Records from a collection of figures

•••••

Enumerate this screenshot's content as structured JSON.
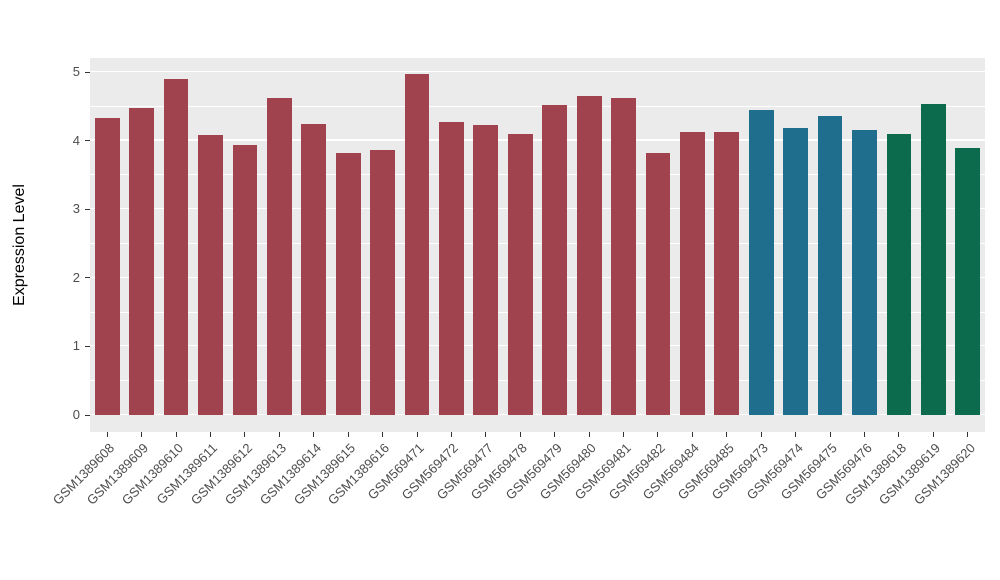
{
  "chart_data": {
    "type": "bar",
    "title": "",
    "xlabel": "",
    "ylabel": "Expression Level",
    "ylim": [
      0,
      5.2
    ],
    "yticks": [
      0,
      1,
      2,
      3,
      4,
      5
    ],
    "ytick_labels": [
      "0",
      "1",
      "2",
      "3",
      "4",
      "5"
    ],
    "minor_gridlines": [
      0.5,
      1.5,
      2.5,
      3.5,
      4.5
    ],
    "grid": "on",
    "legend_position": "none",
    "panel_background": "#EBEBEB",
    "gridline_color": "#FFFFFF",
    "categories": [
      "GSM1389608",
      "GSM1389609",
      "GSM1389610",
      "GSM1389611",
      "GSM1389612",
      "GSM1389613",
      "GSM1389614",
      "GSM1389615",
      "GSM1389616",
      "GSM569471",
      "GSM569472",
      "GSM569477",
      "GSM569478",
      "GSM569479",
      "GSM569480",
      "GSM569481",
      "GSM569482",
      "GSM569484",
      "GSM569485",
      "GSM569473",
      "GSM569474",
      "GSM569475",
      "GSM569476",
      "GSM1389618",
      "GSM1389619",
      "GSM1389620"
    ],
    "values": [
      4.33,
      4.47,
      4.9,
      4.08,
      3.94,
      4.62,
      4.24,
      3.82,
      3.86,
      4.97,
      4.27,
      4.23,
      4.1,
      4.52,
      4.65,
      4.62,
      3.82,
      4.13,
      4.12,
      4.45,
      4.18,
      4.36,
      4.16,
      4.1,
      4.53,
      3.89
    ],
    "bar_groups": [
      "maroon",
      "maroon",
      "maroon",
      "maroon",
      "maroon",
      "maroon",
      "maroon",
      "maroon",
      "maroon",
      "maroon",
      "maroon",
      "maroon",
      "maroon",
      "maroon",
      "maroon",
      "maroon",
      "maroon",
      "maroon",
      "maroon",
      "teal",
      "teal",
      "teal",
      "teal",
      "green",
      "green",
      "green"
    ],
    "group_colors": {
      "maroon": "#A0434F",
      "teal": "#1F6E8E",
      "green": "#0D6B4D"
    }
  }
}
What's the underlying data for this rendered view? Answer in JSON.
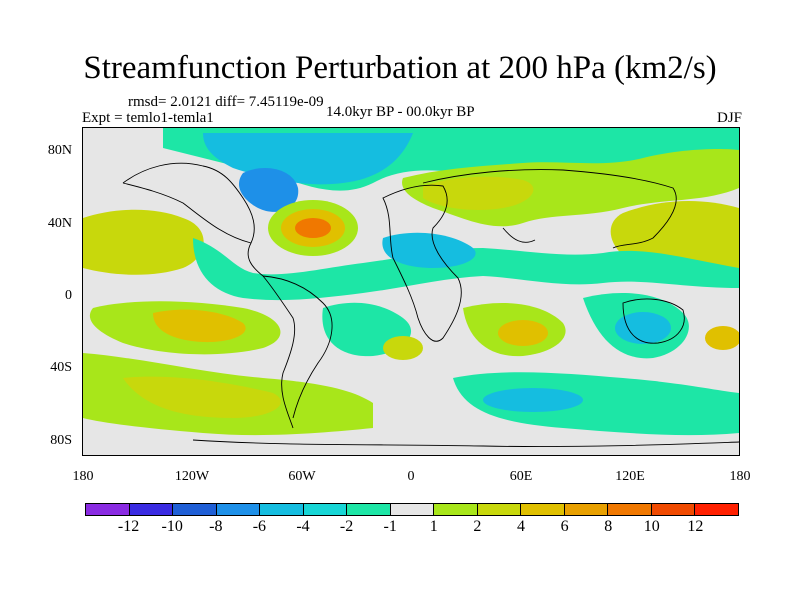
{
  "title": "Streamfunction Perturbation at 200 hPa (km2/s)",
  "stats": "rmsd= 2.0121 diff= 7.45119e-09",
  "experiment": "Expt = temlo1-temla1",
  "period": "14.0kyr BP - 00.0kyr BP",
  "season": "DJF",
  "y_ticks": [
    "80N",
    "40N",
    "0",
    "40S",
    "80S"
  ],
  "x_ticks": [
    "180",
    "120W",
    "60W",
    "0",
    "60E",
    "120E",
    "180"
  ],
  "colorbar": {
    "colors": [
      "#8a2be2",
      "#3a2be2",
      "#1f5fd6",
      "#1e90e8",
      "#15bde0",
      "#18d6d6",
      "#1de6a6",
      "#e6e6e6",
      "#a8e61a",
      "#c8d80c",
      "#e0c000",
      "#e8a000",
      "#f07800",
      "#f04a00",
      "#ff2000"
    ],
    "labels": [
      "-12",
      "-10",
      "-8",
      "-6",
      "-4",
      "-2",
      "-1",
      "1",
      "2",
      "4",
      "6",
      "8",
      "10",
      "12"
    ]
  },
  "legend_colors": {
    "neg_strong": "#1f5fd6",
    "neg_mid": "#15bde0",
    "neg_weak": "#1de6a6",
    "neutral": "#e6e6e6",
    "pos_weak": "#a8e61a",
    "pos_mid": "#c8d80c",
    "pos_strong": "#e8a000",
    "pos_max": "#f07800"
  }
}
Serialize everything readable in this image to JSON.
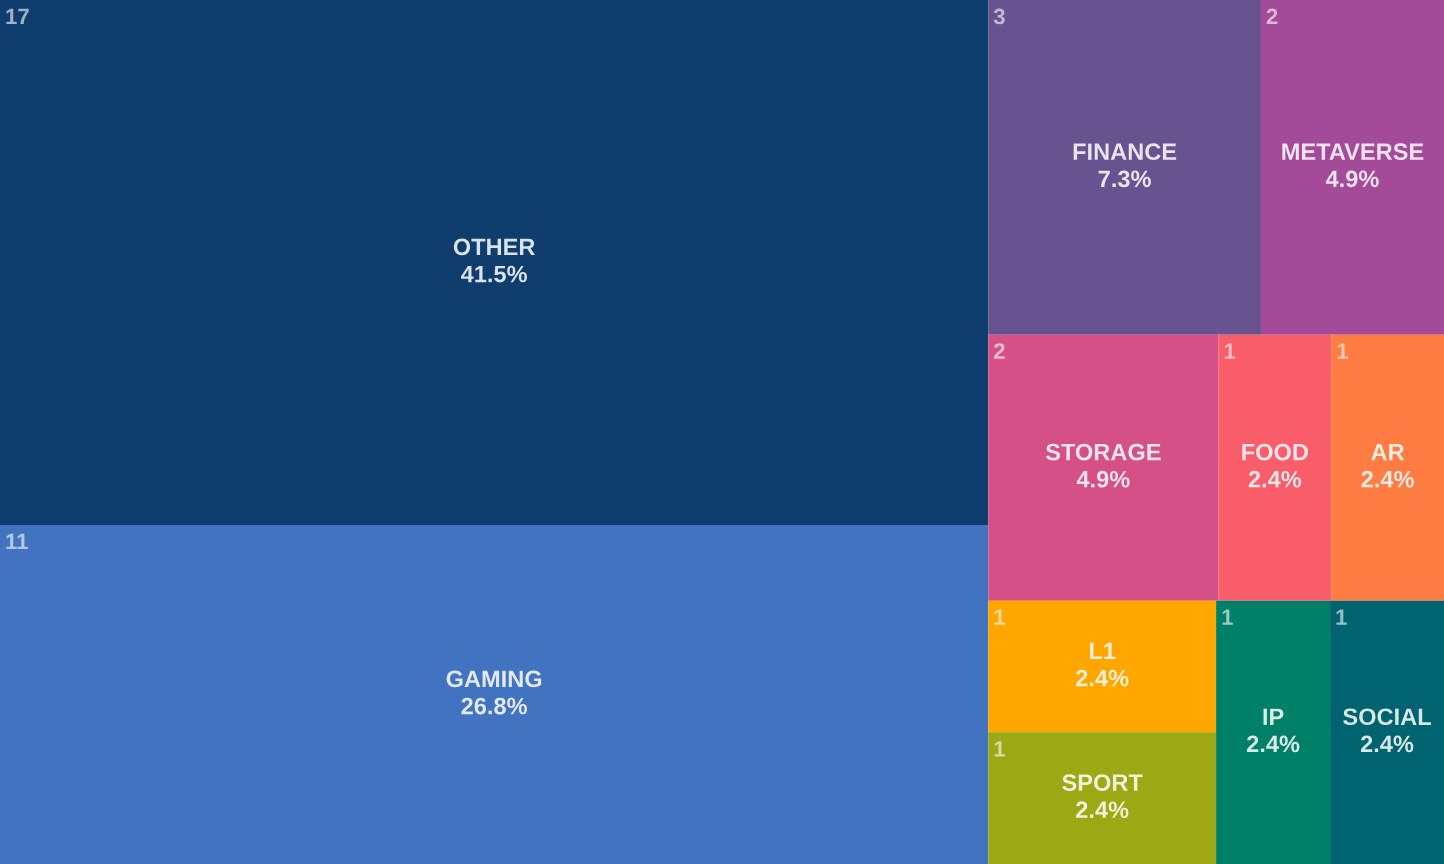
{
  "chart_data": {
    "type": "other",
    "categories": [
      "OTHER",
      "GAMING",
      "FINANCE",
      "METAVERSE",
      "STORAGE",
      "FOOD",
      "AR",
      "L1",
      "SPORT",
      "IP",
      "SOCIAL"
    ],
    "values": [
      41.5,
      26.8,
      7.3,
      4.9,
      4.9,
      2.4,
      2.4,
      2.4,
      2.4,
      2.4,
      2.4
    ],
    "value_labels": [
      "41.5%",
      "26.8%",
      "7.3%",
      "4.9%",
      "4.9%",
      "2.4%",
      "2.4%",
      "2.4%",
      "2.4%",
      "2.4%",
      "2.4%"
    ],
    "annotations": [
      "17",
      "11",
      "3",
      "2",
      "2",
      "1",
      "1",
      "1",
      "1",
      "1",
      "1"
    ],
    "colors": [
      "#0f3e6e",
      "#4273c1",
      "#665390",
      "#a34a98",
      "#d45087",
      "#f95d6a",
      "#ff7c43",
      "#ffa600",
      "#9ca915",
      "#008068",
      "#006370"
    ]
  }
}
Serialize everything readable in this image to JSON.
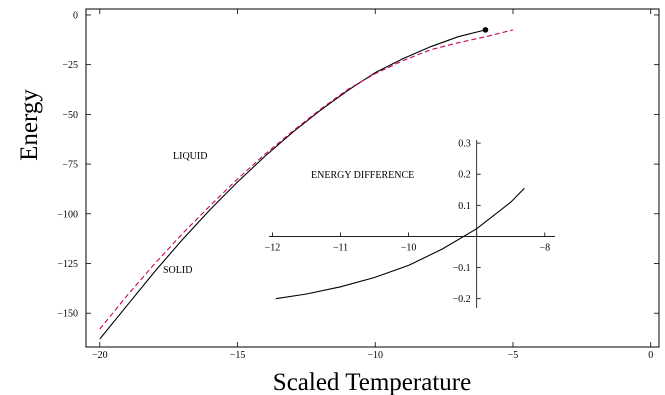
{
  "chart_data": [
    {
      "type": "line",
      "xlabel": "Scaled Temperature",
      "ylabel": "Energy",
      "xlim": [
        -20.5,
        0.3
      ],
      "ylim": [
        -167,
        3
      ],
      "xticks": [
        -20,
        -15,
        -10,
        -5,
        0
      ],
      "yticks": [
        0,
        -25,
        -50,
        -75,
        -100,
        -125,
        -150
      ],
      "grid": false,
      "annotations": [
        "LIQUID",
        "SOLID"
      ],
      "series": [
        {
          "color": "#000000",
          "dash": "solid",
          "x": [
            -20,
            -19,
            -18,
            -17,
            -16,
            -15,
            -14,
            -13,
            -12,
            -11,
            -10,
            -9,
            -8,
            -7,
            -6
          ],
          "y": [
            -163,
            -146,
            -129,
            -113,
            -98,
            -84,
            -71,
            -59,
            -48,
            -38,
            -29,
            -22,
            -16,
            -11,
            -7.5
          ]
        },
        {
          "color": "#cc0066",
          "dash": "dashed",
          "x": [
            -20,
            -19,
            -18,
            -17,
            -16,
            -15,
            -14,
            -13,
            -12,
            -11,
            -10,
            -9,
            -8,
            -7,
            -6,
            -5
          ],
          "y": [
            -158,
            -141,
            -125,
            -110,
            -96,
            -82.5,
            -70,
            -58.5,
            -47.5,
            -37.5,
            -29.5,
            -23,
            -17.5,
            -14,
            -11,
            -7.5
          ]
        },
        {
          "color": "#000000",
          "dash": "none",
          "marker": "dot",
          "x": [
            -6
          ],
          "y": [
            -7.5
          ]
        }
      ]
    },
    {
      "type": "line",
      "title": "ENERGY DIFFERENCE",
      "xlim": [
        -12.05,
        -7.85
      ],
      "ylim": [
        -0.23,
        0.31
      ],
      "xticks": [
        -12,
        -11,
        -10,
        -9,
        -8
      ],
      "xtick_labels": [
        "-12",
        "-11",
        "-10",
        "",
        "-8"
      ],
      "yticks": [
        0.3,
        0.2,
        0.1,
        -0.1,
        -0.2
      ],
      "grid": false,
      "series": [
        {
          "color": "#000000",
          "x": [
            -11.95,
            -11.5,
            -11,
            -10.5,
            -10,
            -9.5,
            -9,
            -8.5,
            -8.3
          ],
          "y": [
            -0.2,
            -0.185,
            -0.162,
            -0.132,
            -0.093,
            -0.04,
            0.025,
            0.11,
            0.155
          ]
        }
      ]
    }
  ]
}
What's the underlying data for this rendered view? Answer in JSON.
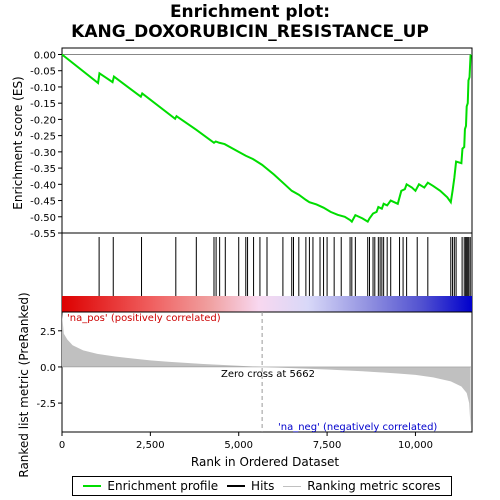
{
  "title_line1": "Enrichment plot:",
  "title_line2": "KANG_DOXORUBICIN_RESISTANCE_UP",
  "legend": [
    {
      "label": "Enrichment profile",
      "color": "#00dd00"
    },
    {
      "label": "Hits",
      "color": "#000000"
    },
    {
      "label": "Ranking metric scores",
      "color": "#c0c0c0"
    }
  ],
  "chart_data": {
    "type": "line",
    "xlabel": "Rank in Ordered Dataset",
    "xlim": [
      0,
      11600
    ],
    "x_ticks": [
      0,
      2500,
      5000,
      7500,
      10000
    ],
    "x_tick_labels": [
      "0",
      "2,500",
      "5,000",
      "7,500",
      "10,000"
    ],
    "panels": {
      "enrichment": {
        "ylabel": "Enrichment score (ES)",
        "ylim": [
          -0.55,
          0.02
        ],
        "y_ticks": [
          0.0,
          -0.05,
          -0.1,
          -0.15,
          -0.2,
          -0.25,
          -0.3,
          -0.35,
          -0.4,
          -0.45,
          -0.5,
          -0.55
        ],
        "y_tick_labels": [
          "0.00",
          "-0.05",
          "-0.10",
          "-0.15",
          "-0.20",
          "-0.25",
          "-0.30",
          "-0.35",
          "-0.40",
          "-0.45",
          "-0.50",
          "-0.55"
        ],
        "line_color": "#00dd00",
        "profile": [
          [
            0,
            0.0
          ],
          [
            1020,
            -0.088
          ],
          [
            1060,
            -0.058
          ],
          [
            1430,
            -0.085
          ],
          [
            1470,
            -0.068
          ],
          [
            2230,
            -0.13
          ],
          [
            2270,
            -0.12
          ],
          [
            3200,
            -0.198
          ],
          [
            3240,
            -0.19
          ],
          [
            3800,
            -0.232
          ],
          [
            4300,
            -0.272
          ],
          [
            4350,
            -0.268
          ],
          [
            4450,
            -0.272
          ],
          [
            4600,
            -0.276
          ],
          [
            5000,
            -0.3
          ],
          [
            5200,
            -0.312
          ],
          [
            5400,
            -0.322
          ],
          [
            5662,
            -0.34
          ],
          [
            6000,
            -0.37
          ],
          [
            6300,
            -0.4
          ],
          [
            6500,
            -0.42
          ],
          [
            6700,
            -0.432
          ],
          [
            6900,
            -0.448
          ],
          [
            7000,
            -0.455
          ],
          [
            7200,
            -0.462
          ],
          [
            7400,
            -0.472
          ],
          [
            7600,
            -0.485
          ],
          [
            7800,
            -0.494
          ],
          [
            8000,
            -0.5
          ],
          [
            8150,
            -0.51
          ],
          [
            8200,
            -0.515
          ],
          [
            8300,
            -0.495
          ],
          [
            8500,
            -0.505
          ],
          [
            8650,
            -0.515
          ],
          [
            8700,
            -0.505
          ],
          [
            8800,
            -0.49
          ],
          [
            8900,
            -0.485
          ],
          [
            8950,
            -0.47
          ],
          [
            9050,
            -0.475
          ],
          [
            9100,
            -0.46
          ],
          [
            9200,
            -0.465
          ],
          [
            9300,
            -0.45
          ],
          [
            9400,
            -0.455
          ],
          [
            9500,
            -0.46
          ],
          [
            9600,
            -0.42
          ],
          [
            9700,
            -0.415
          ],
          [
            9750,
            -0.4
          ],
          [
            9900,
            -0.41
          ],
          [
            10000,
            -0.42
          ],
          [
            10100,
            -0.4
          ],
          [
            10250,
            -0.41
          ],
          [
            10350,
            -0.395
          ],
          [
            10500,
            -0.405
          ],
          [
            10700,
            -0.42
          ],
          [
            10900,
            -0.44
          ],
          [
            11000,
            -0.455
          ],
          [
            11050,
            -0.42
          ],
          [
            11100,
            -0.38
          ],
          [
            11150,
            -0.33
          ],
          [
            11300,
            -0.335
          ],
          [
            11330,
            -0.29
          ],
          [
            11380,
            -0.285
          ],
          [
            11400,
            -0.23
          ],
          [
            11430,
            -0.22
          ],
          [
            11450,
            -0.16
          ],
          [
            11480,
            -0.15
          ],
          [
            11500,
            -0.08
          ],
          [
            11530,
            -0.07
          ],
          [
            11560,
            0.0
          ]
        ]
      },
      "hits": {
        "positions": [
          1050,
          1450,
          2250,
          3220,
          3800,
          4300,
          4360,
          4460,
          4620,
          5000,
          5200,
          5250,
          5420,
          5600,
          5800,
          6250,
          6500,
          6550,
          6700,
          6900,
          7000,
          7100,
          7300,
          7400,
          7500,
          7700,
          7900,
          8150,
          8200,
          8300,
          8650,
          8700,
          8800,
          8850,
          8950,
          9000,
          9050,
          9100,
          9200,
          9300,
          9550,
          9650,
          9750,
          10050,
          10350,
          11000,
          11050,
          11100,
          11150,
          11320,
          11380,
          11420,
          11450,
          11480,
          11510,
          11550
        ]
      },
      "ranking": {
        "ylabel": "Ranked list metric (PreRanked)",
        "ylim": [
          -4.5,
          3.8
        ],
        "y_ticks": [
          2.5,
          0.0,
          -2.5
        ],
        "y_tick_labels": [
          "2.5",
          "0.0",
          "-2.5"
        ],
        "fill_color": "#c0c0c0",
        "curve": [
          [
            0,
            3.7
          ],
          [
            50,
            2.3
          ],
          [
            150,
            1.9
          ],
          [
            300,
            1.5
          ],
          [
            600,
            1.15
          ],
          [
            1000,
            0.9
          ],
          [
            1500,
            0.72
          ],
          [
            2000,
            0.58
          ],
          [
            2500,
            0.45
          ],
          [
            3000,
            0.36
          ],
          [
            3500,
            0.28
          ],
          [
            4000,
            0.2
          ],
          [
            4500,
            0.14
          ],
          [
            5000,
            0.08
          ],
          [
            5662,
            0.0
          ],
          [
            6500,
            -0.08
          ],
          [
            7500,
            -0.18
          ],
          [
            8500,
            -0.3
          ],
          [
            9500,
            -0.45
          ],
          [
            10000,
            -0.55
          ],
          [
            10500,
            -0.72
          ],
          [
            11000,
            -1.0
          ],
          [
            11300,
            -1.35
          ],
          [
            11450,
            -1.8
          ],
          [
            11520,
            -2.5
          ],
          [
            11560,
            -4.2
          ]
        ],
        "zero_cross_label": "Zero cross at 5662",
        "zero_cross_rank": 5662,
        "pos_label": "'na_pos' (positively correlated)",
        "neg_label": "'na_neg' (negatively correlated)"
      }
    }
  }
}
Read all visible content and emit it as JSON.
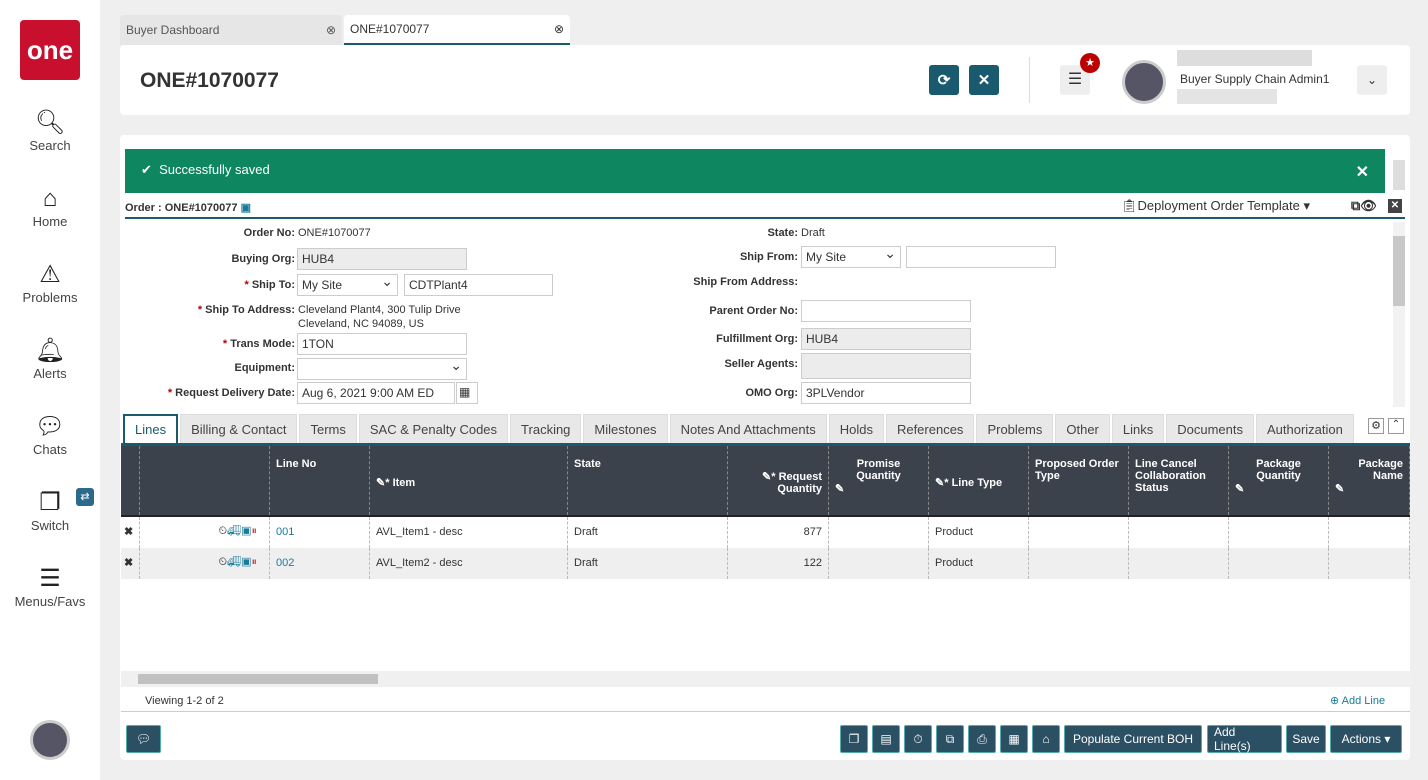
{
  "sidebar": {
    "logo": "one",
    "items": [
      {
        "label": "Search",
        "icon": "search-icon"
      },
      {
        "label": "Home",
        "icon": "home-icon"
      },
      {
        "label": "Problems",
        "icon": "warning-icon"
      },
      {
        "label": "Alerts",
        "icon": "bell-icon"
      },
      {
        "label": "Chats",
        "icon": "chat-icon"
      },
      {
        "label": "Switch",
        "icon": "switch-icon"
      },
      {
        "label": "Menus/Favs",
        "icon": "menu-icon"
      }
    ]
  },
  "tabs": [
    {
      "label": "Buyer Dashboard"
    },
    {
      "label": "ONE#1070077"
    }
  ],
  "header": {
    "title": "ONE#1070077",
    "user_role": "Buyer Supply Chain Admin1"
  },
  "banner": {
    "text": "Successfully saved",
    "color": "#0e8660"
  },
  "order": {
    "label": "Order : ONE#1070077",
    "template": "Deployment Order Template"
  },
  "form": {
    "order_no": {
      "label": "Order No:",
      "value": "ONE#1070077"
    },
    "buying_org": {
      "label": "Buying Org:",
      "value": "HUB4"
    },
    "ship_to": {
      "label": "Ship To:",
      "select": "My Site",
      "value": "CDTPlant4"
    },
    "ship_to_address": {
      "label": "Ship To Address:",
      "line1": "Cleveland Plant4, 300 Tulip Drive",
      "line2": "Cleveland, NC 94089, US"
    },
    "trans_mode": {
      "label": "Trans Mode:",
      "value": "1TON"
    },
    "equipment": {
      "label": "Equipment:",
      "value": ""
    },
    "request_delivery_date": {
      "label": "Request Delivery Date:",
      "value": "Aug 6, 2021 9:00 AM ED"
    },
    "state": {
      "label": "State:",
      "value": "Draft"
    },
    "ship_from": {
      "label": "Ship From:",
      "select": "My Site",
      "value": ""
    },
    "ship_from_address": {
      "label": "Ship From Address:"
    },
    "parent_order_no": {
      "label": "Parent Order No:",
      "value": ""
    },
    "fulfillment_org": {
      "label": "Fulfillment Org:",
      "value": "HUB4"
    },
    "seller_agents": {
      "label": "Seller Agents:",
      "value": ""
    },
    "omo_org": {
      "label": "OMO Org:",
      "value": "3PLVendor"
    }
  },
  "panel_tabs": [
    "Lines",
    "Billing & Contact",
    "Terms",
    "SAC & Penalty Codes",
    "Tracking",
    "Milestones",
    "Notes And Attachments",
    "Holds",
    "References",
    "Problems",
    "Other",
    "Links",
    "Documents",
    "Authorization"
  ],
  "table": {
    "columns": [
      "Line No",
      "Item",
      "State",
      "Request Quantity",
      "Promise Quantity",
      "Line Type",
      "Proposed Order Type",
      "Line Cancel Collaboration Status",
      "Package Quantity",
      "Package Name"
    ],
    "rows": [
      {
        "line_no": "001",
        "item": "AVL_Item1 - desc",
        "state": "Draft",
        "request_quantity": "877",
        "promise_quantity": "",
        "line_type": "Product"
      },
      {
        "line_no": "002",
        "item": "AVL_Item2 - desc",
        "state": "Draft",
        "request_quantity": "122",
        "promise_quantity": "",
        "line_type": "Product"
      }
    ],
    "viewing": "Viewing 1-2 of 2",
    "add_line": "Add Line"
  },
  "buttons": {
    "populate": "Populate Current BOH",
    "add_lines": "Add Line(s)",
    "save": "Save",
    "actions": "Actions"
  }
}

•••••

# Goal:
Copy each line of the listing that contains the string "metric".

# Exercise result:
      "label": "Ranking metric scores",
        "ylabel": "Ranked list metric (PreRanked)",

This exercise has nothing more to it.